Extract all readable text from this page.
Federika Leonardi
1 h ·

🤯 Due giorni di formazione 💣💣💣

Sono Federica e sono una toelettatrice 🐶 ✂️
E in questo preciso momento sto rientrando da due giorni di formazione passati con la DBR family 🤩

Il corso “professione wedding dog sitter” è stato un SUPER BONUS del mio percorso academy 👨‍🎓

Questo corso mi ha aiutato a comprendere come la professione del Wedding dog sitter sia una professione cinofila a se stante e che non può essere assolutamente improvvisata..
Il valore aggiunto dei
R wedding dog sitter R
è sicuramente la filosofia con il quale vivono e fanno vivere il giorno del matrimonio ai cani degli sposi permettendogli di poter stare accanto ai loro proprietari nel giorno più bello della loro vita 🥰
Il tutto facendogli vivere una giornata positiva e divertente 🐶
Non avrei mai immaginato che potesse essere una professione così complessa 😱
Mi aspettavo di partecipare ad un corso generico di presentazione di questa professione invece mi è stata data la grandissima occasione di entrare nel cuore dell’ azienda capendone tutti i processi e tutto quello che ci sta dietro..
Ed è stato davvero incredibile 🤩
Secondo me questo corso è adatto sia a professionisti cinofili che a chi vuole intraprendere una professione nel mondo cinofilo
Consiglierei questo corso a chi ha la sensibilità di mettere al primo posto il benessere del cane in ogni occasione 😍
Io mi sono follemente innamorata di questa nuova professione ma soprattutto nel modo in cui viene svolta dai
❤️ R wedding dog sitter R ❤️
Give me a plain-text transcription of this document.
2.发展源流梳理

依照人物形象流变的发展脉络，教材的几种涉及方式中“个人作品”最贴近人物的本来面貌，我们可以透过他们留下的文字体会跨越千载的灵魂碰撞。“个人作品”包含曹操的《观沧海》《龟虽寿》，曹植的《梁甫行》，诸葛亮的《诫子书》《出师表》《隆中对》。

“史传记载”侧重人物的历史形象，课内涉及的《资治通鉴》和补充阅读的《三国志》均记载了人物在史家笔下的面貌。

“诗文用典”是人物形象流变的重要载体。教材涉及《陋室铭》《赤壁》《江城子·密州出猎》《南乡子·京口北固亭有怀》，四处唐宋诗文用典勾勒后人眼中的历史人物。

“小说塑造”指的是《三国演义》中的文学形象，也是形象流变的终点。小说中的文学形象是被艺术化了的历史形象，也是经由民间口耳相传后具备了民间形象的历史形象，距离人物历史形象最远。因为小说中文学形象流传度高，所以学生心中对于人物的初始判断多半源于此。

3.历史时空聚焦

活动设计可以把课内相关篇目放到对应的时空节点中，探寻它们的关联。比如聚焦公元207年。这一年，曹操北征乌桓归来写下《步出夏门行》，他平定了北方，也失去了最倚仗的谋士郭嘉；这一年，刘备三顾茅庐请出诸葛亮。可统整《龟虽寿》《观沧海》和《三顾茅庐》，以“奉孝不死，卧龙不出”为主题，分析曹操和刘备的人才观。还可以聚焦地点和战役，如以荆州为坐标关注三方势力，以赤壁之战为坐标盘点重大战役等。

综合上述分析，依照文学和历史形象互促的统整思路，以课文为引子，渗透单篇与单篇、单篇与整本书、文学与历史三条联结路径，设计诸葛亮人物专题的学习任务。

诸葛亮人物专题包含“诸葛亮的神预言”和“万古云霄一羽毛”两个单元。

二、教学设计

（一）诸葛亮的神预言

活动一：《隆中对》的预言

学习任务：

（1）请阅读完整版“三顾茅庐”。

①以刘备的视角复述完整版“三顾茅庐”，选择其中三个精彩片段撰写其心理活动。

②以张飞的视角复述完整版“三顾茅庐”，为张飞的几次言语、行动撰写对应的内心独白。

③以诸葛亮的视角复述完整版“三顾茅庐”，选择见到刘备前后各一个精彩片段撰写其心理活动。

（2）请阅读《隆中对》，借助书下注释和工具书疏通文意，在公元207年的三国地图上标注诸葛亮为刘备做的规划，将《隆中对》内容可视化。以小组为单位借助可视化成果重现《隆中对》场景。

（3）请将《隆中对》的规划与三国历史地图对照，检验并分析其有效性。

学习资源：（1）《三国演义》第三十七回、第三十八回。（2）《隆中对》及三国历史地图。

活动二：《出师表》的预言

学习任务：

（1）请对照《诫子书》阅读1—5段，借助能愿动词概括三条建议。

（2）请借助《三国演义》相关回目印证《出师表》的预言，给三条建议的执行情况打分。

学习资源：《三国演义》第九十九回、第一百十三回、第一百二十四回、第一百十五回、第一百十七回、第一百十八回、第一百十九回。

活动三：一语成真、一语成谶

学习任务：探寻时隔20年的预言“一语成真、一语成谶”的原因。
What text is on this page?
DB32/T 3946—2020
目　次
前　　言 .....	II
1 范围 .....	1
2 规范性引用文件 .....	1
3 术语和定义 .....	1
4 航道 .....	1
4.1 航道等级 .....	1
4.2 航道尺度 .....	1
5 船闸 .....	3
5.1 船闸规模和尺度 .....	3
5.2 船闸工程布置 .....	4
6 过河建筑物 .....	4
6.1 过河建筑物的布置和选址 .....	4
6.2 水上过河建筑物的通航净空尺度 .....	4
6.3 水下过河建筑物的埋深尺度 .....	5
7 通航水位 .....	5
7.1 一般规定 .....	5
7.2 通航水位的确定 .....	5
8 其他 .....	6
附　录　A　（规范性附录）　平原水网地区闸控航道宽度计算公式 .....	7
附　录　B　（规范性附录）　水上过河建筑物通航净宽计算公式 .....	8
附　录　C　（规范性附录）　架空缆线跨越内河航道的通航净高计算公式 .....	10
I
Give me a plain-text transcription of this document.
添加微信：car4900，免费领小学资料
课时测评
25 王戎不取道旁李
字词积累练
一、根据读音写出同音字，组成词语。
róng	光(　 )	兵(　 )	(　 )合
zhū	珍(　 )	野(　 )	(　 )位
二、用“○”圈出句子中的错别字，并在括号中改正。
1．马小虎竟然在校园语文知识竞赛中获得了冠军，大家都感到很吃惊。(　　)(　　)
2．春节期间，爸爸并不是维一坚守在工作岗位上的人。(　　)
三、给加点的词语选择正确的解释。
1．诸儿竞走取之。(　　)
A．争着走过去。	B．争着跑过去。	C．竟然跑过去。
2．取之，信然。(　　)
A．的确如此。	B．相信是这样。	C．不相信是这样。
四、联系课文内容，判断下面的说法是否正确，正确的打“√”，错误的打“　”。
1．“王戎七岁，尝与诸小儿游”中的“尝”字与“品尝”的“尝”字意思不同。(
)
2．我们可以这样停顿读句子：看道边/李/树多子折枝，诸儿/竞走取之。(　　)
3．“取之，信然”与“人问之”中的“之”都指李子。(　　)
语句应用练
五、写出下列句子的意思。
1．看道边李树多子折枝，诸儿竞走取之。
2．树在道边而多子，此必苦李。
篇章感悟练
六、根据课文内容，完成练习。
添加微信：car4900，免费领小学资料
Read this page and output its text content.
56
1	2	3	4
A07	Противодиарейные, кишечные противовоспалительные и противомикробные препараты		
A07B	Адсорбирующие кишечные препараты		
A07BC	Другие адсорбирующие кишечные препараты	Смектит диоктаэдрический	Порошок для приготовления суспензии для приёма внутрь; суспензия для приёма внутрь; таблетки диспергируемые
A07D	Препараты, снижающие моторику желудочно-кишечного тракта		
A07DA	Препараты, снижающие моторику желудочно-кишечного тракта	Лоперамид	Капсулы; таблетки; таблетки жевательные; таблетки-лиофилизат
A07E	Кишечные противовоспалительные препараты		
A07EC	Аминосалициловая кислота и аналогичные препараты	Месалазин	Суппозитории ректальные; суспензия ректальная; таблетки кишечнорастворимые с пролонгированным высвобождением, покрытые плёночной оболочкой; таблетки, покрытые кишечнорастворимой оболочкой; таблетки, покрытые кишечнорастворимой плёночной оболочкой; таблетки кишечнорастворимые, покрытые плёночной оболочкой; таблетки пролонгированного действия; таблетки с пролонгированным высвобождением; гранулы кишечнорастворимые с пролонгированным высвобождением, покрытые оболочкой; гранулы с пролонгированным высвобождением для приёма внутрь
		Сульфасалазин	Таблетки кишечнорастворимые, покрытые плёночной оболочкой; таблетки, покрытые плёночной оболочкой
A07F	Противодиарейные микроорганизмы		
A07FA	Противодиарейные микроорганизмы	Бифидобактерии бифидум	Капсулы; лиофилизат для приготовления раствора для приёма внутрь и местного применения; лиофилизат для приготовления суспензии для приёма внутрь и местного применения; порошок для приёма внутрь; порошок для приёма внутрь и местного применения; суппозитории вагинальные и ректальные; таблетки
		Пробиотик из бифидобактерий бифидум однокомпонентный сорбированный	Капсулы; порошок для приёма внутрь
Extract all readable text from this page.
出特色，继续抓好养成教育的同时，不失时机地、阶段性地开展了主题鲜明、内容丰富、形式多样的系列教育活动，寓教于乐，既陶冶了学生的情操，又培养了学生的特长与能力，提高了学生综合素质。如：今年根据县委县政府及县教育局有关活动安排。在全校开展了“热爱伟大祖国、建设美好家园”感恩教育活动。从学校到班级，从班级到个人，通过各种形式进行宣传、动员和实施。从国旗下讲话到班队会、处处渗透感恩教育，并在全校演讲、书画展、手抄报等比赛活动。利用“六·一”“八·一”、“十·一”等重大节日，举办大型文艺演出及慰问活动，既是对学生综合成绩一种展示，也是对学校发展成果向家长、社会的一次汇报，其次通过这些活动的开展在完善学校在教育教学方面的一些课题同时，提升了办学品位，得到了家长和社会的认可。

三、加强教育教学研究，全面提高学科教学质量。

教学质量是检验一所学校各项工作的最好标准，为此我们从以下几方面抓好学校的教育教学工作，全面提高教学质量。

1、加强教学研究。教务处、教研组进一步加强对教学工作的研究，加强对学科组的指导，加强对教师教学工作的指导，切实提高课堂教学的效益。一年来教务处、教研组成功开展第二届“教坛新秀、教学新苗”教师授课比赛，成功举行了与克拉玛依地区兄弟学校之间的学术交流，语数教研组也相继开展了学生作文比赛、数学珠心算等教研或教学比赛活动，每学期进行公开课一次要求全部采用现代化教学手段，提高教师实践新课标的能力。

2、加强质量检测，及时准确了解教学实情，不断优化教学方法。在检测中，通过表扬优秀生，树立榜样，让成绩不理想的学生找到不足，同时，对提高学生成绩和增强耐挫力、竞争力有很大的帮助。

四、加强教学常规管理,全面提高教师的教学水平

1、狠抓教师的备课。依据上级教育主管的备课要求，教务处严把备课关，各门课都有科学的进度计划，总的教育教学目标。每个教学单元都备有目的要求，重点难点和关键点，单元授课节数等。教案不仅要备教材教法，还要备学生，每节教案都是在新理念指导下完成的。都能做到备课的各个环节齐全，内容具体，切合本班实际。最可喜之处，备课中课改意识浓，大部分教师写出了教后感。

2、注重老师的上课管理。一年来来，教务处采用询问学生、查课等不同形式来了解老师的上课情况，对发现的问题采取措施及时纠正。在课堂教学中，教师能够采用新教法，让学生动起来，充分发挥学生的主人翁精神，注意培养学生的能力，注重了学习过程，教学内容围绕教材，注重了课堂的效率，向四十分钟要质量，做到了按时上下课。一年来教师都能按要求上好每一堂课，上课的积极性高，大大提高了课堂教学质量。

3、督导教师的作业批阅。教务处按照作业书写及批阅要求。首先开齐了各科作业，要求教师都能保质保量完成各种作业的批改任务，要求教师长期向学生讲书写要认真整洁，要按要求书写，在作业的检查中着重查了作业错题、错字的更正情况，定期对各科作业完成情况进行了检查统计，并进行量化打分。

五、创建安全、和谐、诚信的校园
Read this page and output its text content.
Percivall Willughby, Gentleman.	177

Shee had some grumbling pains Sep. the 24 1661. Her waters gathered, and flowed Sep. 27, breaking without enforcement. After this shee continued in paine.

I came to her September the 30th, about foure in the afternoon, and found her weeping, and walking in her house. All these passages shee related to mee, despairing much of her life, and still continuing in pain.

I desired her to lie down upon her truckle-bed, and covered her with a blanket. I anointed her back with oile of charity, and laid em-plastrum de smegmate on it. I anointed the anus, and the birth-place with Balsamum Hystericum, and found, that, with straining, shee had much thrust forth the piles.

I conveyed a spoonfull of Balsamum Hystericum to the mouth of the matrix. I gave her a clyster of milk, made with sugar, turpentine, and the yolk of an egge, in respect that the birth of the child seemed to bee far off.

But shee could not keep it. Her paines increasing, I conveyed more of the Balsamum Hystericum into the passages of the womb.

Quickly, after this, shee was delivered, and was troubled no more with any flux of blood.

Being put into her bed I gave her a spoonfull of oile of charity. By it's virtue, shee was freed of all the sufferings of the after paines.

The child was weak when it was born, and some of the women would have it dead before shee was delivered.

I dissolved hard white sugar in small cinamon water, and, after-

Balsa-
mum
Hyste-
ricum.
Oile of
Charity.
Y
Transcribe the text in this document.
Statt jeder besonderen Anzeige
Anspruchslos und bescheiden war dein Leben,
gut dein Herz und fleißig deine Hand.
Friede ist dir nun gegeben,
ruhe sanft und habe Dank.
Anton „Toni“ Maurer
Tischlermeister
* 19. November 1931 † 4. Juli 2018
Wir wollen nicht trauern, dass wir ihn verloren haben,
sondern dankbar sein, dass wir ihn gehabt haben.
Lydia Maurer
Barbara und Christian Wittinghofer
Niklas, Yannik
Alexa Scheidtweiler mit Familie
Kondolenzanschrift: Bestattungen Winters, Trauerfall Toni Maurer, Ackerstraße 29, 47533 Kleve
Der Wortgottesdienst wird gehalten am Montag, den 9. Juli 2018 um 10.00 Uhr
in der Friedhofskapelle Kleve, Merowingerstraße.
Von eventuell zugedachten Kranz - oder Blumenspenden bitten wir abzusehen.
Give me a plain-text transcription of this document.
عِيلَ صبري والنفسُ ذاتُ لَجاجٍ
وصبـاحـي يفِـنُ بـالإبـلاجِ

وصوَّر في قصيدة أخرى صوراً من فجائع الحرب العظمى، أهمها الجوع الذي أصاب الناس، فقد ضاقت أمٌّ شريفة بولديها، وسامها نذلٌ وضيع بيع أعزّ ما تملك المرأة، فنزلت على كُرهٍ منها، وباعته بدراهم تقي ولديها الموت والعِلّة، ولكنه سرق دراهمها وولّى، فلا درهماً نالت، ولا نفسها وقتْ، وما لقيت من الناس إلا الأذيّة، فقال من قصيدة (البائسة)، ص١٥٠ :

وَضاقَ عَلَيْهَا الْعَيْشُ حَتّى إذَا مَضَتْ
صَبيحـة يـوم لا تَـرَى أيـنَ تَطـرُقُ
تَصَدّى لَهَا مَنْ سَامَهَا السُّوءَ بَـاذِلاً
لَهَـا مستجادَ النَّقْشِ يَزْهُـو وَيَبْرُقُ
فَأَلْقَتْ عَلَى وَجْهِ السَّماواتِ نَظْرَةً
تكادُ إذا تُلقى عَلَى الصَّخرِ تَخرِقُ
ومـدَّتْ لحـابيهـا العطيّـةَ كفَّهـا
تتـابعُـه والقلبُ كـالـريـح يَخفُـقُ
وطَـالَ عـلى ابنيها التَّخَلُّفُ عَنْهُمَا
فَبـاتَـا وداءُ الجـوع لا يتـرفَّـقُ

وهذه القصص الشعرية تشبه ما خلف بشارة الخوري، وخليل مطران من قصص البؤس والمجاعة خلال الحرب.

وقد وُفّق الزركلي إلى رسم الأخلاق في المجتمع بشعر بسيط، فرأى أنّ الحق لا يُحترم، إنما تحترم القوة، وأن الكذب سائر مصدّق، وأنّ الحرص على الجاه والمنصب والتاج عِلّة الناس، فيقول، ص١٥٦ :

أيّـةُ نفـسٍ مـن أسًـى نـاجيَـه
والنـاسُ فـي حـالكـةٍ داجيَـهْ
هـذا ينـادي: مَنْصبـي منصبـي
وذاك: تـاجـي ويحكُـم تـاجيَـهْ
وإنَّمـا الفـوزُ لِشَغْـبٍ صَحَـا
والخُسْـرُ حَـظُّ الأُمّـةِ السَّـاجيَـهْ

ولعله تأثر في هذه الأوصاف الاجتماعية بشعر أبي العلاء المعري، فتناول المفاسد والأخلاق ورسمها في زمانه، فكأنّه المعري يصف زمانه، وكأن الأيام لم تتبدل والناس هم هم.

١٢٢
=======
= What is required =
Where a line holds the string "诸葛亮的神预言", copy that line.

= Answer to this problem =
诸葛亮人物专题包含“诸葛亮的神预言”和“万古云霄一羽毛”两个单元。
（一）诸葛亮的神预言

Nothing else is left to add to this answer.